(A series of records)
================================

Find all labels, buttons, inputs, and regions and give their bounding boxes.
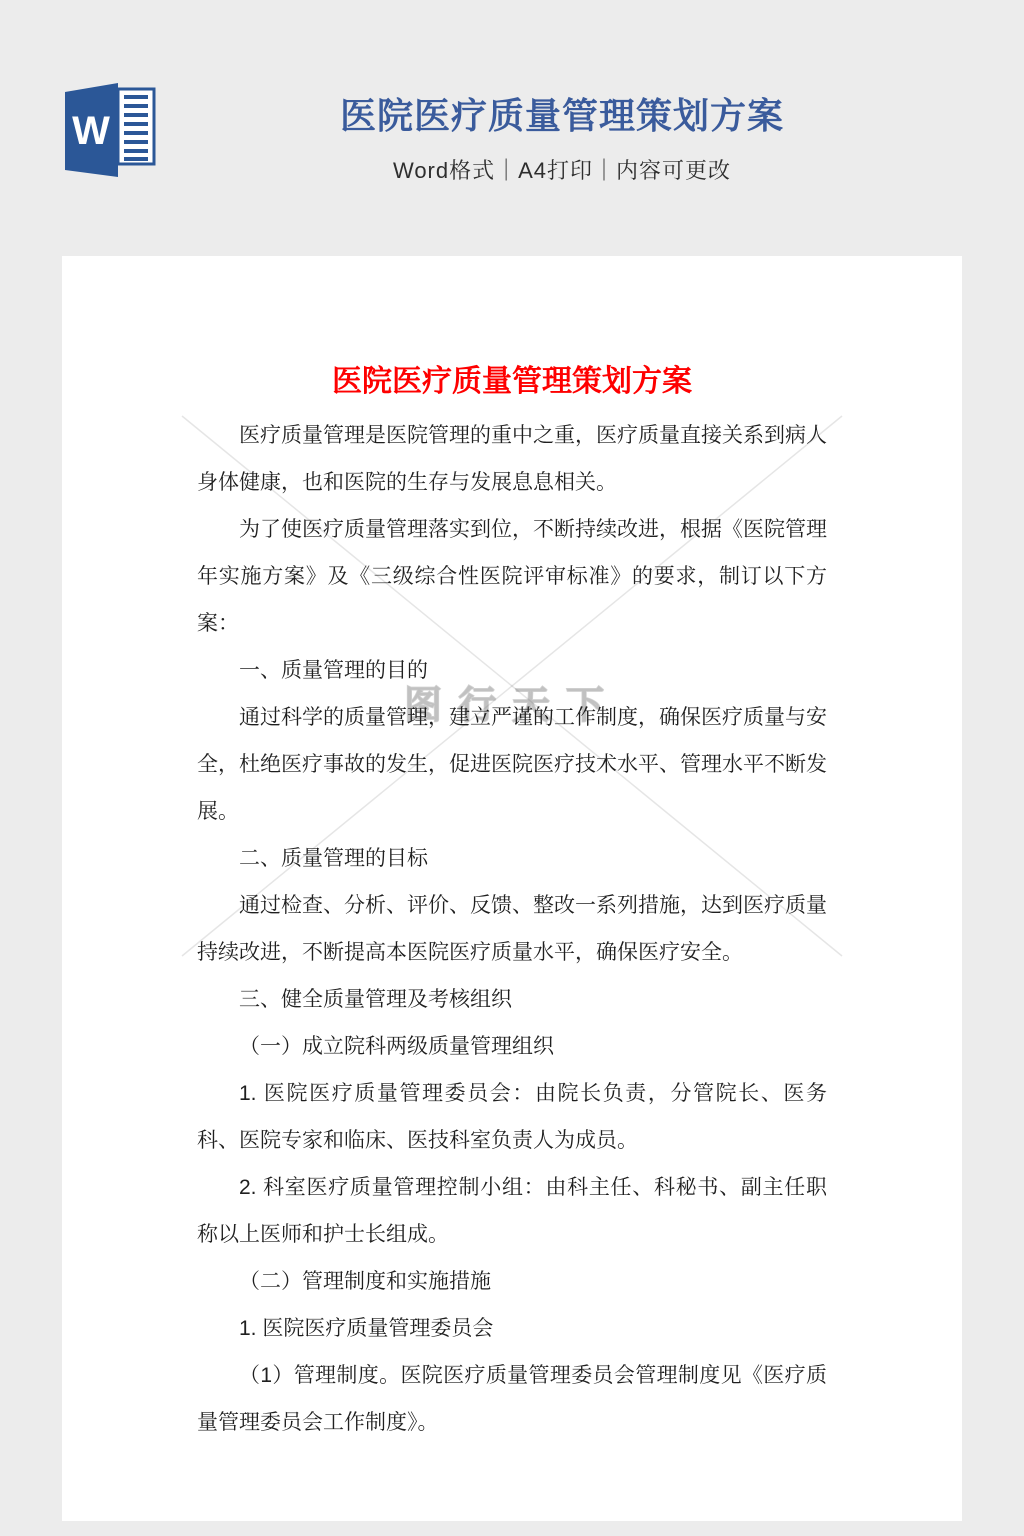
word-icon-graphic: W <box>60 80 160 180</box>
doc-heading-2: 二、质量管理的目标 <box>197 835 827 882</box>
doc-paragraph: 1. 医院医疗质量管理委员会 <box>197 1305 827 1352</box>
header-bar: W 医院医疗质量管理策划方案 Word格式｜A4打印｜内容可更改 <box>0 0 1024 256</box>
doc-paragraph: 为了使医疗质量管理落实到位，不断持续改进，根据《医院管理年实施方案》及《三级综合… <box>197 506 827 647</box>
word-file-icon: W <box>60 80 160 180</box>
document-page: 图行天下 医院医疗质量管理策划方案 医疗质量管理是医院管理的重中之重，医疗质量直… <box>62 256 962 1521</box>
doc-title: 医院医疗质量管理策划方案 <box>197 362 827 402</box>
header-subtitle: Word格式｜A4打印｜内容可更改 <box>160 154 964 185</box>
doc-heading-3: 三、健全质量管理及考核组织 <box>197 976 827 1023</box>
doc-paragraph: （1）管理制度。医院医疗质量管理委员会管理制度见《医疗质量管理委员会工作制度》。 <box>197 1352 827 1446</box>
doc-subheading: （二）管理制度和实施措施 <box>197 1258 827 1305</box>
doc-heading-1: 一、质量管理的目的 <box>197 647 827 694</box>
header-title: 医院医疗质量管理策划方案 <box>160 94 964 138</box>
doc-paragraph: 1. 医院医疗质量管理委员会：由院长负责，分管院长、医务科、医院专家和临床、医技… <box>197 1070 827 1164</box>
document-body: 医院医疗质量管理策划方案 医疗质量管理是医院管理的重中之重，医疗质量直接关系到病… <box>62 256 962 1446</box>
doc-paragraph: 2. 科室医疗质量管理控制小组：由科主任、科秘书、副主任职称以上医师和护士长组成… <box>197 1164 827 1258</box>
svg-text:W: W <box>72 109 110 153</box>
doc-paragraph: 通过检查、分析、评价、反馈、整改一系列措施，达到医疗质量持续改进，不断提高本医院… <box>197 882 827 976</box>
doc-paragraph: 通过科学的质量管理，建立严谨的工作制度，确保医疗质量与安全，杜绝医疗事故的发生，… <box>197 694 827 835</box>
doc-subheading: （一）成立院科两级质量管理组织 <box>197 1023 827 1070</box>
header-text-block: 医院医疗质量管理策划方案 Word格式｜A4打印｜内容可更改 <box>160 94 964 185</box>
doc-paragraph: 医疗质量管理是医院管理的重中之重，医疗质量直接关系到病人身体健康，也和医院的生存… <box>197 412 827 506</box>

================================

**The request**
Print all of the lines above without any changes, and omit the pictures from your output.

**Full response**
Find all labels, buttons, inputs, and regions and give their bounding boxes.
word-icon-graphic: W <box>60 80 160 180</box>
doc-heading-2: 二、质量管理的目标 <box>197 835 827 882</box>
doc-paragraph: 1. 医院医疗质量管理委员会 <box>197 1305 827 1352</box>
header-bar: W 医院医疗质量管理策划方案 Word格式｜A4打印｜内容可更改 <box>0 0 1024 256</box>
doc-paragraph: 为了使医疗质量管理落实到位，不断持续改进，根据《医院管理年实施方案》及《三级综合… <box>197 506 827 647</box>
word-file-icon: W <box>60 80 160 180</box>
document-page: 图行天下 医院医疗质量管理策划方案 医疗质量管理是医院管理的重中之重，医疗质量直… <box>62 256 962 1521</box>
doc-title: 医院医疗质量管理策划方案 <box>197 362 827 402</box>
header-subtitle: Word格式｜A4打印｜内容可更改 <box>160 154 964 185</box>
doc-heading-3: 三、健全质量管理及考核组织 <box>197 976 827 1023</box>
doc-paragraph: （1）管理制度。医院医疗质量管理委员会管理制度见《医疗质量管理委员会工作制度》。 <box>197 1352 827 1446</box>
doc-subheading: （二）管理制度和实施措施 <box>197 1258 827 1305</box>
doc-heading-1: 一、质量管理的目的 <box>197 647 827 694</box>
header-title: 医院医疗质量管理策划方案 <box>160 94 964 138</box>
doc-paragraph: 1. 医院医疗质量管理委员会：由院长负责，分管院长、医务科、医院专家和临床、医技… <box>197 1070 827 1164</box>
document-body: 医院医疗质量管理策划方案 医疗质量管理是医院管理的重中之重，医疗质量直接关系到病… <box>62 256 962 1446</box>
doc-paragraph: 2. 科室医疗质量管理控制小组：由科主任、科秘书、副主任职称以上医师和护士长组成… <box>197 1164 827 1258</box>
svg-text:W: W <box>72 109 110 153</box>
doc-paragraph: 通过检查、分析、评价、反馈、整改一系列措施，达到医疗质量持续改进，不断提高本医院… <box>197 882 827 976</box>
doc-paragraph: 通过科学的质量管理，建立严谨的工作制度，确保医疗质量与安全，杜绝医疗事故的发生，… <box>197 694 827 835</box>
doc-subheading: （一）成立院科两级质量管理组织 <box>197 1023 827 1070</box>
header-text-block: 医院医疗质量管理策划方案 Word格式｜A4打印｜内容可更改 <box>160 94 964 185</box>
doc-paragraph: 医疗质量管理是医院管理的重中之重，医疗质量直接关系到病人身体健康，也和医院的生存… <box>197 412 827 506</box>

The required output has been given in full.